◆ Recorded data:
==*==
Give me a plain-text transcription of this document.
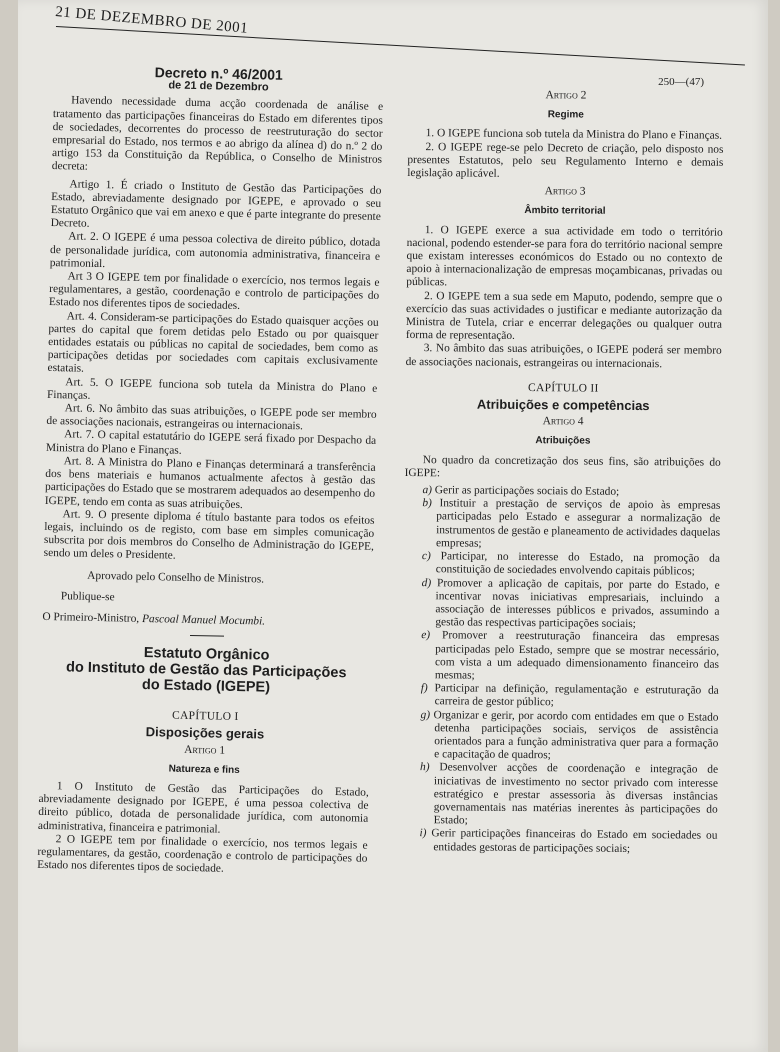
21 DE DEZEMBRO DE 2001
250—(47)
Decreto n.º 46/2001
de 21 de Dezembro

Havendo necessidade duma acção coordenada de análise e tratamento das participações financeiras do Estado em diferentes tipos de sociedades, decorrentes do processo de reestruturação do sector empresarial do Estado, nos termos e ao abrigo da alínea d) do n.º 2 do artigo 153 da Constituição da República, o Conselho de Ministros decreta:

Artigo 1. É criado o Instituto de Gestão das Participações do Estado, abreviadamente designado por IGEPE, e aprovado o seu Estatuto Orgânico que vai em anexo e que é parte integrante do presente Decreto.

Art. 2. O IGEPE é uma pessoa colectiva de direito público, dotada de personalidade jurídica, com autonomia administrativa, financeira e patrimonial.

Art 3 O IGEPE tem por finalidade o exercício, nos termos legais e regulamentares, a gestão, coordenação e controlo de participações do Estado nos diferentes tipos de sociedades.

Art. 4. Consideram-se participações do Estado quaisquer acções ou partes do capital que forem detidas pelo Estado ou por quaisquer entidades estatais ou públicas no capital de sociedades, bem como as participações detidas por sociedades com capitais exclusivamente estatais.

Art. 5. O IGEPE funciona sob tutela da Ministra do Plano e Finanças.

Art. 6. No âmbito das suas atribuições, o IGEPE pode ser membro de associações nacionais, estrangeiras ou internacionais.

Art. 7. O capital estatutário do IGEPE será fixado por Despacho da Ministra do Plano e Finanças.

Art. 8. A Ministra do Plano e Finanças determinará a transferência dos bens materiais e humanos actualmente afectos à gestão das participações do Estado que se mostrarem adequados ao desempenho do IGEPE, tendo em conta as suas atribuições.

Art. 9. O presente diploma é título bastante para todos os efeitos legais, incluindo os de registo, com base em simples comunicação subscrita por dois membros do Conselho de Administração do IGEPE, sendo um deles o Presidente.

Aprovado pelo Conselho de Ministros.

Publique-se

O Primeiro-Ministro, Pascoal Manuel Mocumbi.

Estatuto Orgânico
do Instituto de Gestão das Participações
do Estado (IGEPE)
CAPÍTULO I
Disposições gerais
Artigo 1
Natureza e fins

1 O Instituto de Gestão das Participações do Estado, abreviadamente designado por IGEPE, é uma pessoa colectiva de direito público, dotada de personalidade jurídica, com autonomia administrativa, financeira e patrimonial.

2 O IGEPE tem por finalidade o exercício, nos termos legais e regulamentares, da gestão, coordenação e controlo de participações do Estado nos diferentes tipos de sociedade.

Artigo 2
Regime

1. O IGEPE funciona sob tutela da Ministra do Plano e Finanças.

2. O IGEPE rege-se pelo Decreto de criação, pelo disposto nos presentes Estatutos, pelo seu Regulamento Interno e demais legislação aplicável.

Artigo 3
Âmbito territorial

1. O IGEPE exerce a sua actividade em todo o território nacional, podendo estender-se para fora do território nacional sempre que existam interesses económicos do Estado ou no contexto de apoio à internacionalização de empresas moçambicanas, privadas ou públicas.

2. O IGEPE tem a sua sede em Maputo, podendo, sempre que o exercício das suas actividades o justificar e mediante autorização da Ministra de Tutela, criar e encerrar delegações ou qualquer outra forma de representação.

3. No âmbito das suas atribuições, o IGEPE poderá ser membro de associações nacionais, estrangeiras ou internacionais.

CAPÍTULO II
Atribuições e competências
Artigo 4
Atribuições

No quadro da concretização dos seus fins, são atribuições do IGEPE:

a) Gerir as participações sociais do Estado;

b) Instituir a prestação de serviços de apoio às empresas participadas pelo Estado e assegurar a normalização de instrumentos de gestão e planeamento de actividades daquelas empresas;

c) Participar, no interesse do Estado, na promoção da constituição de sociedades envolvendo capitais públicos;

d) Promover a aplicação de capitais, por parte do Estado, e incentivar novas iniciativas empresariais, incluindo a associação de interesses públicos e privados, assumindo a gestão das respectivas participações sociais;

e) Promover a reestruturação financeira das empresas participadas pelo Estado, sempre que se mostrar necessário, com vista a um adequado dimensionamento financeiro das mesmas;

f) Participar na definição, regulamentação e estruturação da carreira de gestor público;

g) Organizar e gerir, por acordo com entidades em que o Estado detenha participações sociais, serviços de assistência orientados para a função administrativa quer para a formação e capacitação de quadros;

h) Desenvolver acções de coordenação e integração de iniciativas de investimento no sector privado com interesse estratégico e prestar assessoria às diversas instâncias governamentais nas matérias inerentes às participações do Estado;

i) Gerir participações financeiras do Estado em sociedades ou entidades gestoras de participações sociais;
==*==
◆ GIVEN PROBLEM: Repeat the material above in full and exactly, omitting the pictures.

◆ WRITTEN RESPONSE:
Give me a plain-text transcription of this document.
21 DE DEZEMBRO DE 2001
250—(47)
Decreto n.º 46/2001
de 21 de Dezembro

Havendo necessidade duma acção coordenada de análise e tratamento das participações financeiras do Estado em diferentes tipos de sociedades, decorrentes do processo de reestruturação do sector empresarial do Estado, nos termos e ao abrigo da alínea d) do n.º 2 do artigo 153 da Constituição da República, o Conselho de Ministros decreta:

Artigo 1. É criado o Instituto de Gestão das Participações do Estado, abreviadamente designado por IGEPE, e aprovado o seu Estatuto Orgânico que vai em anexo e que é parte integrante do presente Decreto.

Art. 2. O IGEPE é uma pessoa colectiva de direito público, dotada de personalidade jurídica, com autonomia administrativa, financeira e patrimonial.

Art 3 O IGEPE tem por finalidade o exercício, nos termos legais e regulamentares, a gestão, coordenação e controlo de participações do Estado nos diferentes tipos de sociedades.

Art. 4. Consideram-se participações do Estado quaisquer acções ou partes do capital que forem detidas pelo Estado ou por quaisquer entidades estatais ou públicas no capital de sociedades, bem como as participações detidas por sociedades com capitais exclusivamente estatais.

Art. 5. O IGEPE funciona sob tutela da Ministra do Plano e Finanças.

Art. 6. No âmbito das suas atribuições, o IGEPE pode ser membro de associações nacionais, estrangeiras ou internacionais.

Art. 7. O capital estatutário do IGEPE será fixado por Despacho da Ministra do Plano e Finanças.

Art. 8. A Ministra do Plano e Finanças determinará a transferência dos bens materiais e humanos actualmente afectos à gestão das participações do Estado que se mostrarem adequados ao desempenho do IGEPE, tendo em conta as suas atribuições.

Art. 9. O presente diploma é título bastante para todos os efeitos legais, incluindo os de registo, com base em simples comunicação subscrita por dois membros do Conselho de Administração do IGEPE, sendo um deles o Presidente.

Aprovado pelo Conselho de Ministros.

Publique-se

O Primeiro-Ministro, Pascoal Manuel Mocumbi.

Estatuto Orgânico
do Instituto de Gestão das Participações
do Estado (IGEPE)
CAPÍTULO I
Disposições gerais
Artigo 1
Natureza e fins

1 O Instituto de Gestão das Participações do Estado, abreviadamente designado por IGEPE, é uma pessoa colectiva de direito público, dotada de personalidade jurídica, com autonomia administrativa, financeira e patrimonial.

2 O IGEPE tem por finalidade o exercício, nos termos legais e regulamentares, da gestão, coordenação e controlo de participações do Estado nos diferentes tipos de sociedade.

Artigo 2
Regime

1. O IGEPE funciona sob tutela da Ministra do Plano e Finanças.

2. O IGEPE rege-se pelo Decreto de criação, pelo disposto nos presentes Estatutos, pelo seu Regulamento Interno e demais legislação aplicável.

Artigo 3
Âmbito territorial

1. O IGEPE exerce a sua actividade em todo o território nacional, podendo estender-se para fora do território nacional sempre que existam interesses económicos do Estado ou no contexto de apoio à internacionalização de empresas moçambicanas, privadas ou públicas.

2. O IGEPE tem a sua sede em Maputo, podendo, sempre que o exercício das suas actividades o justificar e mediante autorização da Ministra de Tutela, criar e encerrar delegações ou qualquer outra forma de representação.

3. No âmbito das suas atribuições, o IGEPE poderá ser membro de associações nacionais, estrangeiras ou internacionais.

CAPÍTULO II
Atribuições e competências
Artigo 4
Atribuições

No quadro da concretização dos seus fins, são atribuições do IGEPE:

a) Gerir as participações sociais do Estado;

b) Instituir a prestação de serviços de apoio às empresas participadas pelo Estado e assegurar a normalização de instrumentos de gestão e planeamento de actividades daquelas empresas;

c) Participar, no interesse do Estado, na promoção da constituição de sociedades envolvendo capitais públicos;

d) Promover a aplicação de capitais, por parte do Estado, e incentivar novas iniciativas empresariais, incluindo a associação de interesses públicos e privados, assumindo a gestão das respectivas participações sociais;

e) Promover a reestruturação financeira das empresas participadas pelo Estado, sempre que se mostrar necessário, com vista a um adequado dimensionamento financeiro das mesmas;

f) Participar na definição, regulamentação e estruturação da carreira de gestor público;

g) Organizar e gerir, por acordo com entidades em que o Estado detenha participações sociais, serviços de assistência orientados para a função administrativa quer para a formação e capacitação de quadros;

h) Desenvolver acções de coordenação e integração de iniciativas de investimento no sector privado com interesse estratégico e prestar assessoria às diversas instâncias governamentais nas matérias inerentes às participações do Estado;

i) Gerir participações financeiras do Estado em sociedades ou entidades gestoras de participações sociais;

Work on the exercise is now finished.